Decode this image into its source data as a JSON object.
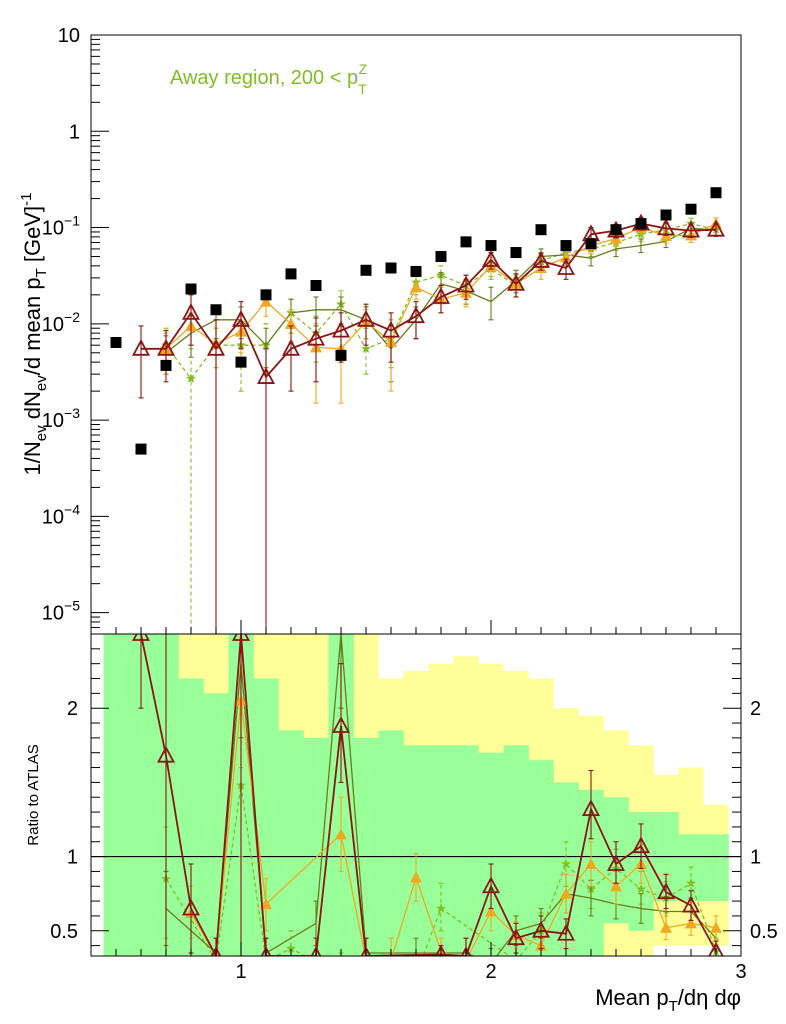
{
  "chart_data": [
    {
      "type": "scatter",
      "panel": "main",
      "yscale": "log",
      "xlim": [
        0.4,
        3.0
      ],
      "ylim": [
        6e-06,
        10
      ],
      "ylabel": "1/N_ev dN_ev/d mean p_T [GeV]^-1",
      "ylabel_parts": {
        "a": "1/N",
        "b": "ev",
        "c": " dN",
        "d": "ev",
        "e": "/d mean p",
        "f": "T",
        "g": " [GeV]",
        "h": "-1"
      },
      "ytick_labels": [
        {
          "v": 10,
          "base": "10",
          "exp": ""
        },
        {
          "v": 1,
          "base": "1",
          "exp": ""
        },
        {
          "v": 0.1,
          "base": "10",
          "exp": "−1"
        },
        {
          "v": 0.01,
          "base": "10",
          "exp": "−2"
        },
        {
          "v": 0.001,
          "base": "10",
          "exp": "−3"
        },
        {
          "v": 0.0001,
          "base": "10",
          "exp": "−4"
        },
        {
          "v": 1e-05,
          "base": "10",
          "exp": "−5"
        }
      ],
      "annotation": {
        "text": "Away region, 200 < p",
        "sup": "Z",
        "sub": "T",
        "color": "#7fbf1f"
      },
      "data_series": {
        "color": "#000000",
        "x": [
          0.5,
          0.6,
          0.7,
          0.8,
          0.9,
          1.0,
          1.1,
          1.2,
          1.3,
          1.4,
          1.5,
          1.6,
          1.7,
          1.8,
          1.9,
          2.0,
          2.1,
          2.2,
          2.3,
          2.4,
          2.5,
          2.6,
          2.7,
          2.8,
          2.9
        ],
        "y": [
          0.0064,
          0.0005,
          0.0037,
          0.023,
          0.014,
          0.004,
          0.02,
          0.033,
          0.025,
          0.0047,
          0.036,
          0.038,
          0.035,
          0.05,
          0.071,
          0.065,
          0.055,
          0.095,
          0.065,
          0.068,
          0.095,
          0.11,
          0.135,
          0.155,
          0.23
        ]
      },
      "series": [
        {
          "color": "#7fbf1f",
          "marker": "star",
          "dashed": true,
          "x": [
            0.7,
            0.8,
            0.9,
            1.0,
            1.1,
            1.2,
            1.3,
            1.4,
            1.5,
            1.6,
            1.7,
            1.8,
            1.9,
            2.0,
            2.1,
            2.2,
            2.3,
            2.4,
            2.5,
            2.6,
            2.7,
            2.8,
            2.9
          ],
          "y": [
            0.006,
            0.0027,
            0.006,
            0.006,
            0.006,
            0.013,
            0.008,
            0.016,
            0.0055,
            0.007,
            0.027,
            0.032,
            0.025,
            0.037,
            0.025,
            0.045,
            0.055,
            0.06,
            0.07,
            0.085,
            0.095,
            0.11,
            0.095
          ],
          "lo": [
            0.0035,
            5.5e-06,
            0.0035,
            0.002,
            0.003,
            0.008,
            0.004,
            0.01,
            0.003,
            0.0035,
            0.02,
            0.024,
            0.019,
            0.029,
            0.019,
            0.036,
            0.045,
            0.05,
            0.058,
            0.072,
            0.082,
            0.095,
            0.082
          ],
          "hi": [
            0.009,
            0.0055,
            0.009,
            0.01,
            0.01,
            0.018,
            0.012,
            0.022,
            0.009,
            0.011,
            0.034,
            0.04,
            0.032,
            0.046,
            0.032,
            0.055,
            0.066,
            0.071,
            0.083,
            0.1,
            0.11,
            0.125,
            0.11
          ]
        },
        {
          "color": "#6b7a1a",
          "marker": "line",
          "dashed": false,
          "x": [
            0.7,
            0.8,
            0.9,
            1.0,
            1.1,
            1.2,
            1.3,
            1.4,
            1.5,
            1.6,
            1.7,
            1.8,
            1.9,
            2.0,
            2.1,
            2.2,
            2.3,
            2.4,
            2.5,
            2.6,
            2.7,
            2.8,
            2.9
          ],
          "y": [
            0.005,
            0.008,
            0.011,
            0.011,
            0.006,
            0.013,
            0.014,
            0.014,
            0.011,
            0.0055,
            0.011,
            0.026,
            0.022,
            0.017,
            0.028,
            0.05,
            0.052,
            0.048,
            0.06,
            0.065,
            0.072,
            0.098,
            0.095
          ],
          "lo": [
            0.003,
            0.0045,
            0.007,
            0.007,
            0.0035,
            0.009,
            0.0095,
            0.0095,
            0.007,
            0.0025,
            0.007,
            0.019,
            0.016,
            0.011,
            0.021,
            0.041,
            0.043,
            0.04,
            0.05,
            0.055,
            0.062,
            0.085,
            0.082
          ],
          "hi": [
            0.0075,
            0.012,
            0.015,
            0.015,
            0.009,
            0.018,
            0.019,
            0.019,
            0.015,
            0.0095,
            0.015,
            0.034,
            0.029,
            0.024,
            0.036,
            0.06,
            0.062,
            0.057,
            0.071,
            0.076,
            0.083,
            0.111,
            0.108
          ]
        },
        {
          "color": "#f0a81e",
          "marker": "triangle",
          "dashed": false,
          "x": [
            0.7,
            0.8,
            0.9,
            1.0,
            1.1,
            1.2,
            1.3,
            1.4,
            1.5,
            1.6,
            1.7,
            1.8,
            1.9,
            2.0,
            2.1,
            2.2,
            2.3,
            2.4,
            2.5,
            2.6,
            2.7,
            2.8,
            2.9
          ],
          "y": [
            0.0055,
            0.0095,
            0.0062,
            0.0083,
            0.017,
            0.01,
            0.0057,
            0.0055,
            0.0105,
            0.0065,
            0.024,
            0.018,
            0.021,
            0.04,
            0.026,
            0.038,
            0.049,
            0.065,
            0.077,
            0.1,
            0.082,
            0.083,
            0.11
          ],
          "lo": [
            0.003,
            0.006,
            0.0035,
            0.005,
            0.012,
            0.0065,
            0.0015,
            0.0015,
            0.007,
            0.002,
            0.018,
            0.013,
            0.015,
            0.031,
            0.019,
            0.029,
            0.039,
            0.053,
            0.064,
            0.085,
            0.069,
            0.07,
            0.094
          ],
          "hi": [
            0.008,
            0.013,
            0.009,
            0.012,
            0.022,
            0.014,
            0.01,
            0.01,
            0.014,
            0.011,
            0.031,
            0.024,
            0.028,
            0.049,
            0.033,
            0.047,
            0.059,
            0.077,
            0.09,
            0.115,
            0.095,
            0.096,
            0.126
          ]
        },
        {
          "color": "#8b1414",
          "marker": "triangle-open",
          "dashed": false,
          "x": [
            0.6,
            0.7,
            0.8,
            0.9,
            1.0,
            1.1,
            1.2,
            1.3,
            1.4,
            1.5,
            1.6,
            1.7,
            1.8,
            1.9,
            2.0,
            2.1,
            2.2,
            2.3,
            2.4,
            2.5,
            2.6,
            2.7,
            2.8,
            2.9
          ],
          "y": [
            0.0055,
            0.0055,
            0.013,
            0.0055,
            0.011,
            0.0028,
            0.0055,
            0.007,
            0.0085,
            0.011,
            0.0085,
            0.012,
            0.019,
            0.025,
            0.046,
            0.026,
            0.045,
            0.038,
            0.085,
            0.093,
            0.11,
            0.098,
            0.093,
            0.095
          ],
          "lo": [
            0.0017,
            0.0025,
            0.006,
            5.5e-06,
            0.0055,
            5.5e-06,
            0.002,
            0.0025,
            0.004,
            0.006,
            0.004,
            0.007,
            0.013,
            0.018,
            0.037,
            0.019,
            0.036,
            0.029,
            0.07,
            0.078,
            0.094,
            0.083,
            0.079,
            0.081
          ],
          "hi": [
            0.0095,
            0.0085,
            0.02,
            0.011,
            0.017,
            0.0055,
            0.0095,
            0.0115,
            0.013,
            0.016,
            0.013,
            0.017,
            0.025,
            0.032,
            0.055,
            0.033,
            0.054,
            0.047,
            0.1,
            0.108,
            0.126,
            0.113,
            0.107,
            0.109
          ]
        }
      ]
    },
    {
      "type": "line",
      "panel": "ratio",
      "xlim": [
        0.4,
        3.0
      ],
      "ylim": [
        0.33,
        2.5
      ],
      "xlabel": "Mean p_T/dη dφ",
      "xlabel_parts": {
        "a": "Mean p",
        "b": "T",
        "c": "/dη dφ"
      },
      "ylabel": "Ratio to ATLAS",
      "xtick_labels": [
        {
          "v": 1,
          "label": "1"
        },
        {
          "v": 2,
          "label": "2"
        },
        {
          "v": 3,
          "label": "3"
        }
      ],
      "ytick_labels": [
        {
          "v": 2,
          "label": "2"
        },
        {
          "v": 1,
          "label": "1"
        },
        {
          "v": 0.5,
          "label": "0.5"
        }
      ],
      "reference_line": 1,
      "uncertainty_bands": {
        "bins": [
          0.45,
          0.55,
          0.65,
          0.75,
          0.85,
          0.95,
          1.05,
          1.15,
          1.25,
          1.35,
          1.45,
          1.55,
          1.65,
          1.75,
          1.85,
          1.95,
          2.05,
          2.15,
          2.25,
          2.35,
          2.45,
          2.55,
          2.65,
          2.75,
          2.85,
          2.95
        ],
        "yellow": {
          "color": "#ffff99",
          "hi": [
            2.5,
            2.5,
            2.5,
            2.5,
            2.5,
            2.5,
            2.5,
            2.5,
            2.5,
            2.5,
            2.5,
            2.2,
            2.25,
            2.3,
            2.35,
            2.3,
            2.25,
            2.2,
            2.0,
            1.95,
            1.85,
            1.75,
            1.55,
            1.6,
            1.35
          ],
          "lo": [
            0.33,
            0.33,
            0.33,
            0.33,
            0.33,
            0.33,
            0.33,
            0.33,
            0.33,
            0.33,
            0.33,
            0.33,
            0.33,
            0.33,
            0.33,
            0.33,
            0.33,
            0.33,
            0.33,
            0.33,
            0.33,
            0.33,
            0.4,
            0.4,
            0.4
          ]
        },
        "green": {
          "color": "#99ff99",
          "hi": [
            2.5,
            2.5,
            2.5,
            2.2,
            2.1,
            2.5,
            2.2,
            1.85,
            1.8,
            2.5,
            1.8,
            1.85,
            1.75,
            1.75,
            1.75,
            1.7,
            1.75,
            1.65,
            1.5,
            1.45,
            1.4,
            1.3,
            1.3,
            1.15,
            1.15
          ],
          "lo": [
            0.33,
            0.33,
            0.33,
            0.33,
            0.33,
            0.33,
            0.33,
            0.33,
            0.33,
            0.33,
            0.33,
            0.33,
            0.33,
            0.33,
            0.33,
            0.33,
            0.33,
            0.33,
            0.33,
            0.33,
            0.55,
            0.5,
            0.7,
            0.7,
            0.7
          ]
        }
      },
      "series": [
        {
          "color": "#7fbf1f",
          "marker": "star",
          "dashed": true,
          "x": [
            0.7,
            0.9,
            1.0,
            1.1,
            1.2,
            1.4,
            1.6,
            1.7,
            1.8,
            2.1,
            2.2,
            2.3,
            2.4,
            2.5,
            2.6,
            2.7,
            2.8,
            2.9
          ],
          "y": [
            0.85,
            0.3,
            1.48,
            0.3,
            0.38,
            0.2,
            0.3,
            0.2,
            0.65,
            0.3,
            0.5,
            0.95,
            0.78,
            0.92,
            0.78,
            0.72,
            0.82,
            0.36
          ],
          "lo": [
            0.45,
            0.2,
            1.0,
            0.2,
            0.3,
            0.1,
            0.2,
            0.1,
            0.5,
            0.2,
            0.4,
            0.8,
            0.65,
            0.8,
            0.68,
            0.62,
            0.72,
            0.3
          ],
          "hi": [
            1.2,
            0.45,
            2.0,
            0.45,
            0.5,
            0.35,
            0.45,
            0.35,
            0.82,
            0.45,
            0.62,
            1.1,
            0.92,
            1.05,
            0.9,
            0.83,
            0.93,
            0.45
          ]
        },
        {
          "color": "#6b7a1a",
          "marker": "line",
          "dashed": false,
          "x": [
            0.7,
            0.9,
            1.0,
            1.1,
            1.3,
            1.4,
            1.5,
            1.7,
            1.9,
            2.0,
            2.1,
            2.2,
            2.3,
            2.4,
            2.5,
            2.6,
            2.7,
            2.8,
            2.9
          ],
          "y": [
            0.65,
            0.35,
            2.3,
            0.35,
            0.55,
            2.5,
            0.35,
            0.35,
            0.35,
            0.28,
            0.5,
            0.55,
            0.75,
            0.72,
            0.68,
            0.65,
            0.63,
            0.63,
            0.45
          ],
          "lo": [
            0.4,
            0.25,
            1.8,
            0.25,
            0.4,
            2.0,
            0.25,
            0.25,
            0.25,
            0.2,
            0.4,
            0.45,
            0.62,
            0.6,
            0.58,
            0.55,
            0.53,
            0.55,
            0.38
          ],
          "hi": [
            0.9,
            0.45,
            2.5,
            0.45,
            0.7,
            2.5,
            0.45,
            0.45,
            0.45,
            0.38,
            0.6,
            0.65,
            0.88,
            0.84,
            0.78,
            0.75,
            0.73,
            0.72,
            0.52
          ]
        },
        {
          "color": "#f0a81e",
          "marker": "triangle",
          "dashed": false,
          "x": [
            0.8,
            0.9,
            1.0,
            1.1,
            1.4,
            1.5,
            1.6,
            1.7,
            1.8,
            1.9,
            2.0,
            2.1,
            2.2,
            2.3,
            2.4,
            2.5,
            2.6,
            2.7,
            2.8,
            2.9
          ],
          "y": [
            0.62,
            0.33,
            2.05,
            0.68,
            1.15,
            0.3,
            0.3,
            0.86,
            0.36,
            0.3,
            0.63,
            0.47,
            0.4,
            0.75,
            0.95,
            0.8,
            0.95,
            0.52,
            0.55,
            0.52
          ],
          "lo": [
            0.45,
            0.25,
            1.6,
            0.5,
            0.9,
            0.2,
            0.2,
            0.7,
            0.28,
            0.2,
            0.5,
            0.38,
            0.33,
            0.62,
            0.8,
            0.68,
            0.82,
            0.44,
            0.47,
            0.44
          ],
          "hi": [
            0.8,
            0.45,
            2.5,
            0.85,
            1.4,
            0.45,
            0.45,
            1.02,
            0.45,
            0.45,
            0.76,
            0.56,
            0.48,
            0.88,
            1.1,
            0.93,
            1.08,
            0.6,
            0.63,
            0.6
          ]
        },
        {
          "color": "#8b1414",
          "marker": "triangle-open",
          "dashed": false,
          "x": [
            0.6,
            0.7,
            0.8,
            0.9,
            1.0,
            1.1,
            1.3,
            1.4,
            1.5,
            1.8,
            1.9,
            2.0,
            2.1,
            2.2,
            2.3,
            2.4,
            2.5,
            2.6,
            2.7,
            2.8,
            2.9
          ],
          "y": [
            2.5,
            1.68,
            0.65,
            0.33,
            2.5,
            0.33,
            0.33,
            1.88,
            0.33,
            0.34,
            0.33,
            0.8,
            0.45,
            0.5,
            0.48,
            1.32,
            0.95,
            1.07,
            0.76,
            0.67,
            0.36
          ],
          "lo": [
            2.0,
            0.3,
            0.35,
            0.2,
            0.33,
            0.2,
            0.2,
            1.5,
            0.2,
            0.3,
            0.2,
            0.65,
            0.35,
            0.38,
            0.38,
            1.12,
            0.82,
            0.92,
            0.65,
            0.57,
            0.3
          ],
          "hi": [
            2.5,
            2.5,
            0.95,
            0.45,
            2.5,
            0.45,
            0.45,
            2.3,
            0.45,
            0.4,
            0.45,
            0.95,
            0.55,
            0.6,
            0.58,
            1.58,
            1.1,
            1.22,
            0.88,
            0.77,
            0.43
          ]
        }
      ]
    }
  ]
}
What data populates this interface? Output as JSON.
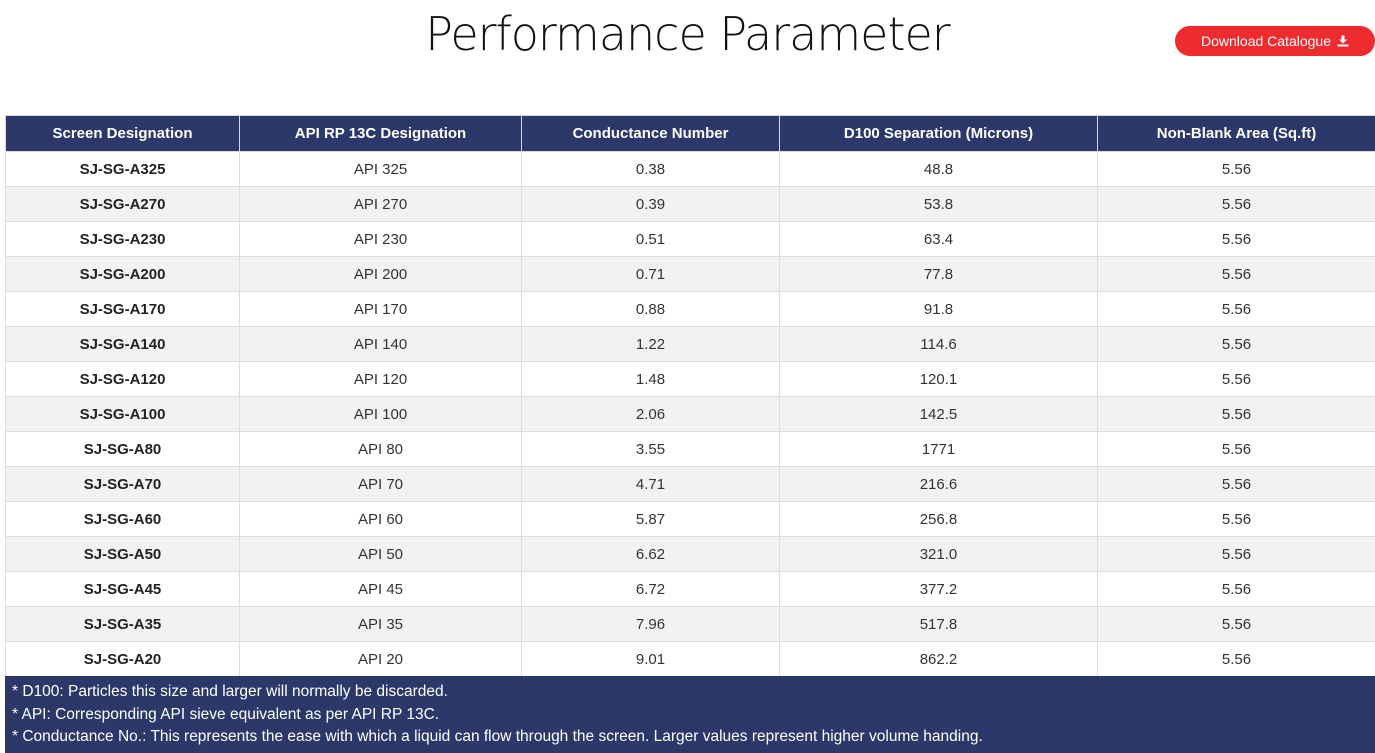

+++

■ **INSTRUCTIONS FOR THE TASK**
Reproduce every line of the listing above in which the string "this" appears.

■ **PROBLEM SOLUTION**
Decode this image into its source data as a JSON object.
What data populates this interface? Output as JSON.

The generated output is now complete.